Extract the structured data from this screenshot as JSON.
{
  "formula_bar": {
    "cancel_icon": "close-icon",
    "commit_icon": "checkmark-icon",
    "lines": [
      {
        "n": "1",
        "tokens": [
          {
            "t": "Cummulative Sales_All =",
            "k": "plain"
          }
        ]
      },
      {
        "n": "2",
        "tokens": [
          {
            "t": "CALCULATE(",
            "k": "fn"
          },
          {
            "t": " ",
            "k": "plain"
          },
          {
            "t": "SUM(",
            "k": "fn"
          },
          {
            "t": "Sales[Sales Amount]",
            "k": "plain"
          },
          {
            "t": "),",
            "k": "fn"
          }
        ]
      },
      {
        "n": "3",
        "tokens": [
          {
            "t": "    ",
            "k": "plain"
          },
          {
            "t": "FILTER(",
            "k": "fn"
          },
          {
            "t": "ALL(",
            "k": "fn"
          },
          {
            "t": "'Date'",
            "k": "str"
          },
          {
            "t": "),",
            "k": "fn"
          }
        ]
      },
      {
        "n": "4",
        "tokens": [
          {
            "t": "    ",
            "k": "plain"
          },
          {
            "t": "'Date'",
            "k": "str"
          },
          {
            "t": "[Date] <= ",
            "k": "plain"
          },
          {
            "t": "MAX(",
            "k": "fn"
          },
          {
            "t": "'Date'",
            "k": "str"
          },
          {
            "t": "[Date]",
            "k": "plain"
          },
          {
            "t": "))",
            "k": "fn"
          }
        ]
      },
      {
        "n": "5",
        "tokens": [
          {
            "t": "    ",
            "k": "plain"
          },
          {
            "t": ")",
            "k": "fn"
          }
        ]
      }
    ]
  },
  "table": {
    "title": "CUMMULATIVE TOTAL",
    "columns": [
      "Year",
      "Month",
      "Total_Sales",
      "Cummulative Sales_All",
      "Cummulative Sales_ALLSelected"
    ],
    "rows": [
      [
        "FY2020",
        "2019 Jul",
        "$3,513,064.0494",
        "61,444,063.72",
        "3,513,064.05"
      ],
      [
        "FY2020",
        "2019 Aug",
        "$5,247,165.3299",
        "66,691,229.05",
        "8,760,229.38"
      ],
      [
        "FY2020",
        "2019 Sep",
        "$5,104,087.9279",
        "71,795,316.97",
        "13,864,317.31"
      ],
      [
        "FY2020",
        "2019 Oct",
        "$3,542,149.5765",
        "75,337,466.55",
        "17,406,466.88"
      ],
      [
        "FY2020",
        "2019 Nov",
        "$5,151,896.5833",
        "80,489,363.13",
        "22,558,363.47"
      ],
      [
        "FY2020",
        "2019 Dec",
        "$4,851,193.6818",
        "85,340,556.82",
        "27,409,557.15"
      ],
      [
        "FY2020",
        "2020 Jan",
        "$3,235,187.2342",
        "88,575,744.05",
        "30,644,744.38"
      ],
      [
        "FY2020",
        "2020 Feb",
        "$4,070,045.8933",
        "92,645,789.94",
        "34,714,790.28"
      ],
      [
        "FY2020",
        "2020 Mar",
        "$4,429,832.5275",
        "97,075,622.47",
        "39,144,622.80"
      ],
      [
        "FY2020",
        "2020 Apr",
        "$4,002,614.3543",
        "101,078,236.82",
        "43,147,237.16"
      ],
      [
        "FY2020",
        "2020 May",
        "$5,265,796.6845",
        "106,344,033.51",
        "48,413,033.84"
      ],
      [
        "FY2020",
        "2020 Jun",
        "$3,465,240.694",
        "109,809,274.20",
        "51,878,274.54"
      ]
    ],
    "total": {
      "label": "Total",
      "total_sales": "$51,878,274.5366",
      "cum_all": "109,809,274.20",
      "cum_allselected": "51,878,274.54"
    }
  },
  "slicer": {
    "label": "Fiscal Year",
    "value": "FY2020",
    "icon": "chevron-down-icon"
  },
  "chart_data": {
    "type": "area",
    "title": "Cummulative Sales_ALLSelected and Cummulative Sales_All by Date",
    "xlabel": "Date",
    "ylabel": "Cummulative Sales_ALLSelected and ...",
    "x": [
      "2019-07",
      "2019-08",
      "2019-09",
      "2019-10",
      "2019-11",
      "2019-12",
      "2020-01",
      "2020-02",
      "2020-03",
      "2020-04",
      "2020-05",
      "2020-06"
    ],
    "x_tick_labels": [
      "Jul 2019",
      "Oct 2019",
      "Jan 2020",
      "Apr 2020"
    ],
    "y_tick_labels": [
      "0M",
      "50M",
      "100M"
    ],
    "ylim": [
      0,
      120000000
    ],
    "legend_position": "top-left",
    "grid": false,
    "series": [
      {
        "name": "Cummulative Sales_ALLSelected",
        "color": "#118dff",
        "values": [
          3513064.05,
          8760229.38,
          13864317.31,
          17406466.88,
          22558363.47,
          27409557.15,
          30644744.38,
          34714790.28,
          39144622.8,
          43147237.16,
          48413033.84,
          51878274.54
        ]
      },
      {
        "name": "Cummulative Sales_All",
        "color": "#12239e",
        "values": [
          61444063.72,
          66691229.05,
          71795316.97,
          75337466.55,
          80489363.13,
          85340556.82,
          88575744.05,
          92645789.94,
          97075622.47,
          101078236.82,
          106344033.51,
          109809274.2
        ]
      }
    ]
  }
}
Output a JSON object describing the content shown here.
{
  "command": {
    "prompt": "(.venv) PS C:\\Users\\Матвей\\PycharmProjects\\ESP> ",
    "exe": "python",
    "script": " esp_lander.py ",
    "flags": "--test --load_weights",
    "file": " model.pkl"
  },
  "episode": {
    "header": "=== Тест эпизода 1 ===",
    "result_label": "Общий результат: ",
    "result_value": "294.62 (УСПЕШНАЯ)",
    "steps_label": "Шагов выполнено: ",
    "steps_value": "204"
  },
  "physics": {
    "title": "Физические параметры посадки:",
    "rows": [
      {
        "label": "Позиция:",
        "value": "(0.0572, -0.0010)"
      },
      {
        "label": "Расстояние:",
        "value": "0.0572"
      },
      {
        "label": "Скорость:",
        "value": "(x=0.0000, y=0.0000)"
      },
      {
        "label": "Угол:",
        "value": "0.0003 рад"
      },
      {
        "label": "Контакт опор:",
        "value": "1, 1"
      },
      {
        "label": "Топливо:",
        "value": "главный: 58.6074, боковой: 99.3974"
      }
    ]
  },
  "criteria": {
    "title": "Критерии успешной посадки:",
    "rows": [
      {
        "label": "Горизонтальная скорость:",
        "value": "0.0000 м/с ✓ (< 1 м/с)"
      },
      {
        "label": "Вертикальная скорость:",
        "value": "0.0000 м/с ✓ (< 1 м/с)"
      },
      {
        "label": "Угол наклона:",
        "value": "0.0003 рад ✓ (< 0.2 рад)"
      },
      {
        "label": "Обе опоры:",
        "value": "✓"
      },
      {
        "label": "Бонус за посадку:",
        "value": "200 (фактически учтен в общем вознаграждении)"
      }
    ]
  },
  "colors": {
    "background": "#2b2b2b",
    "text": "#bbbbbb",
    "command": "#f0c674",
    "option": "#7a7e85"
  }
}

__What is needed__. Reproduce all data above, unchanged.

__Answer to this exercise__.
Extract the structured data from this screenshot as JSON.
{
  "formula_bar": {
    "cancel_icon": "close-icon",
    "commit_icon": "checkmark-icon",
    "lines": [
      {
        "n": "1",
        "tokens": [
          {
            "t": "Cummulative Sales_All =",
            "k": "plain"
          }
        ]
      },
      {
        "n": "2",
        "tokens": [
          {
            "t": "CALCULATE(",
            "k": "fn"
          },
          {
            "t": " ",
            "k": "plain"
          },
          {
            "t": "SUM(",
            "k": "fn"
          },
          {
            "t": "Sales[Sales Amount]",
            "k": "plain"
          },
          {
            "t": "),",
            "k": "fn"
          }
        ]
      },
      {
        "n": "3",
        "tokens": [
          {
            "t": "    ",
            "k": "plain"
          },
          {
            "t": "FILTER(",
            "k": "fn"
          },
          {
            "t": "ALL(",
            "k": "fn"
          },
          {
            "t": "'Date'",
            "k": "str"
          },
          {
            "t": "),",
            "k": "fn"
          }
        ]
      },
      {
        "n": "4",
        "tokens": [
          {
            "t": "    ",
            "k": "plain"
          },
          {
            "t": "'Date'",
            "k": "str"
          },
          {
            "t": "[Date] <= ",
            "k": "plain"
          },
          {
            "t": "MAX(",
            "k": "fn"
          },
          {
            "t": "'Date'",
            "k": "str"
          },
          {
            "t": "[Date]",
            "k": "plain"
          },
          {
            "t": "))",
            "k": "fn"
          }
        ]
      },
      {
        "n": "5",
        "tokens": [
          {
            "t": "    ",
            "k": "plain"
          },
          {
            "t": ")",
            "k": "fn"
          }
        ]
      }
    ]
  },
  "table": {
    "title": "CUMMULATIVE TOTAL",
    "columns": [
      "Year",
      "Month",
      "Total_Sales",
      "Cummulative Sales_All",
      "Cummulative Sales_ALLSelected"
    ],
    "rows": [
      [
        "FY2020",
        "2019 Jul",
        "$3,513,064.0494",
        "61,444,063.72",
        "3,513,064.05"
      ],
      [
        "FY2020",
        "2019 Aug",
        "$5,247,165.3299",
        "66,691,229.05",
        "8,760,229.38"
      ],
      [
        "FY2020",
        "2019 Sep",
        "$5,104,087.9279",
        "71,795,316.97",
        "13,864,317.31"
      ],
      [
        "FY2020",
        "2019 Oct",
        "$3,542,149.5765",
        "75,337,466.55",
        "17,406,466.88"
      ],
      [
        "FY2020",
        "2019 Nov",
        "$5,151,896.5833",
        "80,489,363.13",
        "22,558,363.47"
      ],
      [
        "FY2020",
        "2019 Dec",
        "$4,851,193.6818",
        "85,340,556.82",
        "27,409,557.15"
      ],
      [
        "FY2020",
        "2020 Jan",
        "$3,235,187.2342",
        "88,575,744.05",
        "30,644,744.38"
      ],
      [
        "FY2020",
        "2020 Feb",
        "$4,070,045.8933",
        "92,645,789.94",
        "34,714,790.28"
      ],
      [
        "FY2020",
        "2020 Mar",
        "$4,429,832.5275",
        "97,075,622.47",
        "39,144,622.80"
      ],
      [
        "FY2020",
        "2020 Apr",
        "$4,002,614.3543",
        "101,078,236.82",
        "43,147,237.16"
      ],
      [
        "FY2020",
        "2020 May",
        "$5,265,796.6845",
        "106,344,033.51",
        "48,413,033.84"
      ],
      [
        "FY2020",
        "2020 Jun",
        "$3,465,240.694",
        "109,809,274.20",
        "51,878,274.54"
      ]
    ],
    "total": {
      "label": "Total",
      "total_sales": "$51,878,274.5366",
      "cum_all": "109,809,274.20",
      "cum_allselected": "51,878,274.54"
    }
  },
  "slicer": {
    "label": "Fiscal Year",
    "value": "FY2020",
    "icon": "chevron-down-icon"
  },
  "chart_data": {
    "type": "area",
    "title": "Cummulative Sales_ALLSelected and Cummulative Sales_All by Date",
    "xlabel": "Date",
    "ylabel": "Cummulative Sales_ALLSelected and ...",
    "x": [
      "2019-07",
      "2019-08",
      "2019-09",
      "2019-10",
      "2019-11",
      "2019-12",
      "2020-01",
      "2020-02",
      "2020-03",
      "2020-04",
      "2020-05",
      "2020-06"
    ],
    "x_tick_labels": [
      "Jul 2019",
      "Oct 2019",
      "Jan 2020",
      "Apr 2020"
    ],
    "y_tick_labels": [
      "0M",
      "50M",
      "100M"
    ],
    "ylim": [
      0,
      120000000
    ],
    "legend_position": "top-left",
    "grid": false,
    "series": [
      {
        "name": "Cummulative Sales_ALLSelected",
        "color": "#118dff",
        "values": [
          3513064.05,
          8760229.38,
          13864317.31,
          17406466.88,
          22558363.47,
          27409557.15,
          30644744.38,
          34714790.28,
          39144622.8,
          43147237.16,
          48413033.84,
          51878274.54
        ]
      },
      {
        "name": "Cummulative Sales_All",
        "color": "#12239e",
        "values": [
          61444063.72,
          66691229.05,
          71795316.97,
          75337466.55,
          80489363.13,
          85340556.82,
          88575744.05,
          92645789.94,
          97075622.47,
          101078236.82,
          106344033.51,
          109809274.2
        ]
      }
    ]
  }
}
Output a JSON object describing the content shown here.
{
  "command": {
    "prompt": "(.venv) PS C:\\Users\\Матвей\\PycharmProjects\\ESP> ",
    "exe": "python",
    "script": " esp_lander.py ",
    "flags": "--test --load_weights",
    "file": " model.pkl"
  },
  "episode": {
    "header": "=== Тест эпизода 1 ===",
    "result_label": "Общий результат: ",
    "result_value": "294.62 (УСПЕШНАЯ)",
    "steps_label": "Шагов выполнено: ",
    "steps_value": "204"
  },
  "physics": {
    "title": "Физические параметры посадки:",
    "rows": [
      {
        "label": "Позиция:",
        "value": "(0.0572, -0.0010)"
      },
      {
        "label": "Расстояние:",
        "value": "0.0572"
      },
      {
        "label": "Скорость:",
        "value": "(x=0.0000, y=0.0000)"
      },
      {
        "label": "Угол:",
        "value": "0.0003 рад"
      },
      {
        "label": "Контакт опор:",
        "value": "1, 1"
      },
      {
        "label": "Топливо:",
        "value": "главный: 58.6074, боковой: 99.3974"
      }
    ]
  },
  "criteria": {
    "title": "Критерии успешной посадки:",
    "rows": [
      {
        "label": "Горизонтальная скорость:",
        "value": "0.0000 м/с ✓ (< 1 м/с)"
      },
      {
        "label": "Вертикальная скорость:",
        "value": "0.0000 м/с ✓ (< 1 м/с)"
      },
      {
        "label": "Угол наклона:",
        "value": "0.0003 рад ✓ (< 0.2 рад)"
      },
      {
        "label": "Обе опоры:",
        "value": "✓"
      },
      {
        "label": "Бонус за посадку:",
        "value": "200 (фактически учтен в общем вознаграждении)"
      }
    ]
  },
  "colors": {
    "background": "#2b2b2b",
    "text": "#bbbbbb",
    "command": "#f0c674",
    "option": "#7a7e85"
  }
}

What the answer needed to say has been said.